Description of the task
In the records below, count every line containing "Aktif". Reply with the number only.

Data to use
>>>

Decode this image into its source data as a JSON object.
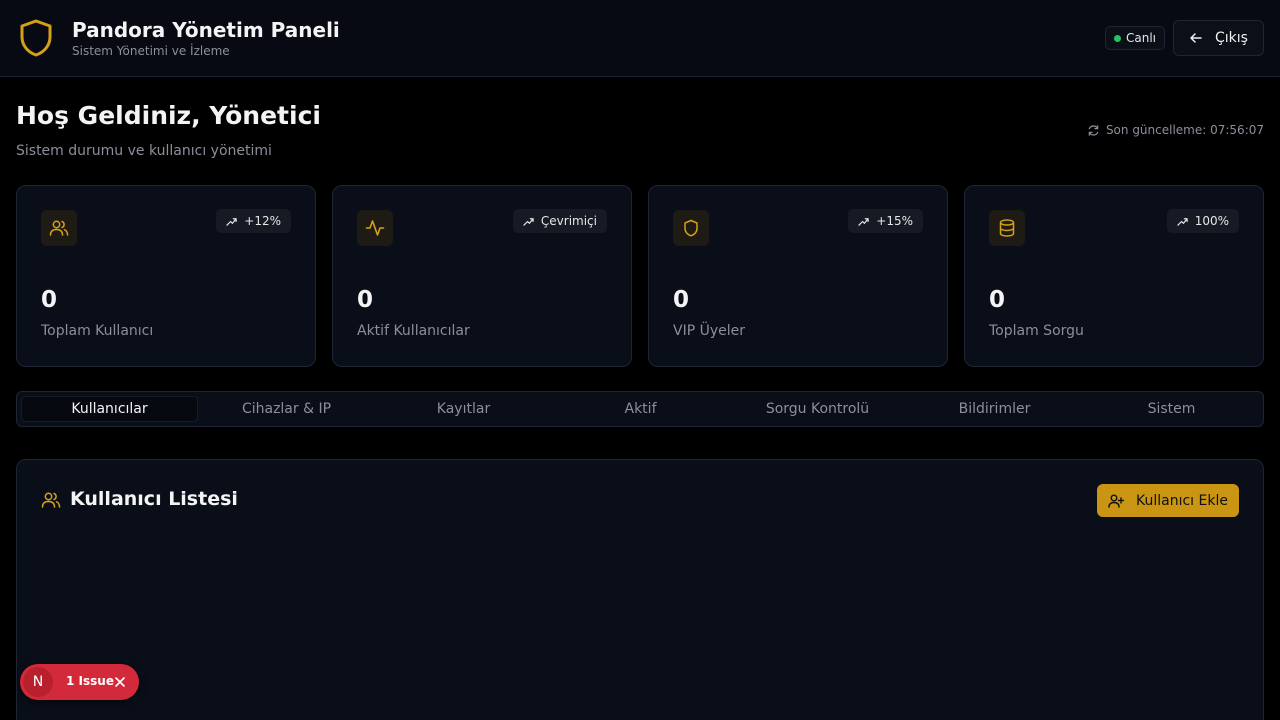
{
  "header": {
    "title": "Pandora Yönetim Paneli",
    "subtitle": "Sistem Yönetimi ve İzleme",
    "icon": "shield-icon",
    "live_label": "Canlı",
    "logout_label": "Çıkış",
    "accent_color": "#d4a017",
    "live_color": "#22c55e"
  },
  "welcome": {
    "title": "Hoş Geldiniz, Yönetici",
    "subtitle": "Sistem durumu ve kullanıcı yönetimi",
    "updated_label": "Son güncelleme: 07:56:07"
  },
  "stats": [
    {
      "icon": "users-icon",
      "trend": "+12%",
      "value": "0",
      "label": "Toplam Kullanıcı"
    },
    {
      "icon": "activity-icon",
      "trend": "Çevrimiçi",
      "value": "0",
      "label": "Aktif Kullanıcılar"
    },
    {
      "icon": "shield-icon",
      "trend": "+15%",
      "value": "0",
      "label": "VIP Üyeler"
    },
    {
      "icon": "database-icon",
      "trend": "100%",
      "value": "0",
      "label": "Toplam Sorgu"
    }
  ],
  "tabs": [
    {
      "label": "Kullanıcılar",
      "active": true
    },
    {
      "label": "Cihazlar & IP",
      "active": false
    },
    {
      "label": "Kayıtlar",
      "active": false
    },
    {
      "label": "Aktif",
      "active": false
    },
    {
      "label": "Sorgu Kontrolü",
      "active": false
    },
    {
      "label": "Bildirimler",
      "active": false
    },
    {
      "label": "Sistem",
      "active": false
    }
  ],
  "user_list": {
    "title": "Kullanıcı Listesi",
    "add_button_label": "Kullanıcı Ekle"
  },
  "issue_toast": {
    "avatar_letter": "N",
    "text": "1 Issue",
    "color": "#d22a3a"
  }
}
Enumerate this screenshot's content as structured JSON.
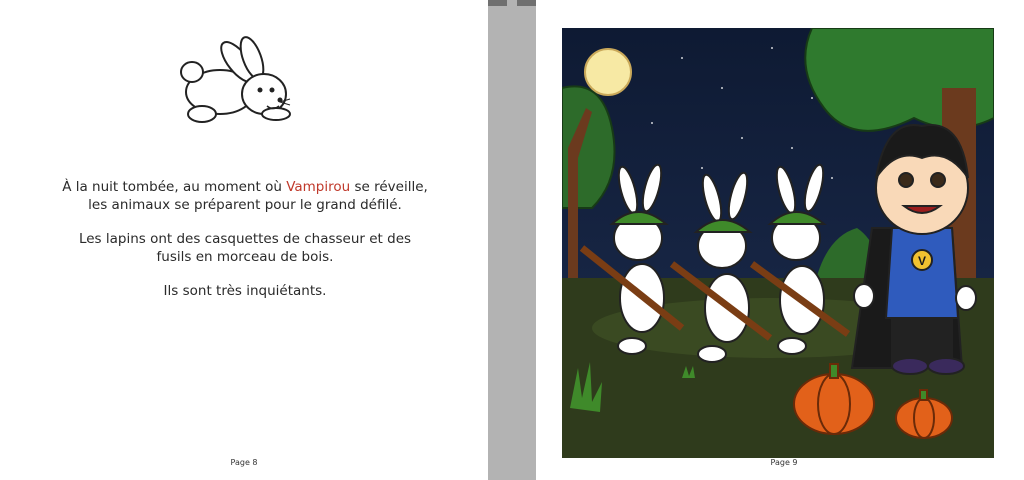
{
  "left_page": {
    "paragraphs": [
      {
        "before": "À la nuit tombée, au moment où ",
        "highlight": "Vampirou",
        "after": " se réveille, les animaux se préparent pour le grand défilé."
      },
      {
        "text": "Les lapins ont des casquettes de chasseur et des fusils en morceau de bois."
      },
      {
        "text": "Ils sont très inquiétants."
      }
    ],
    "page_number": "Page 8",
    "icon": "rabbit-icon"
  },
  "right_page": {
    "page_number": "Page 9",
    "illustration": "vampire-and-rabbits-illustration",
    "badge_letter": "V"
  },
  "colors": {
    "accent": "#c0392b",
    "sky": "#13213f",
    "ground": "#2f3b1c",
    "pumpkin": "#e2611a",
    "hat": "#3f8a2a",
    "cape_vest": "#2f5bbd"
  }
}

<<<

Exercise answer
2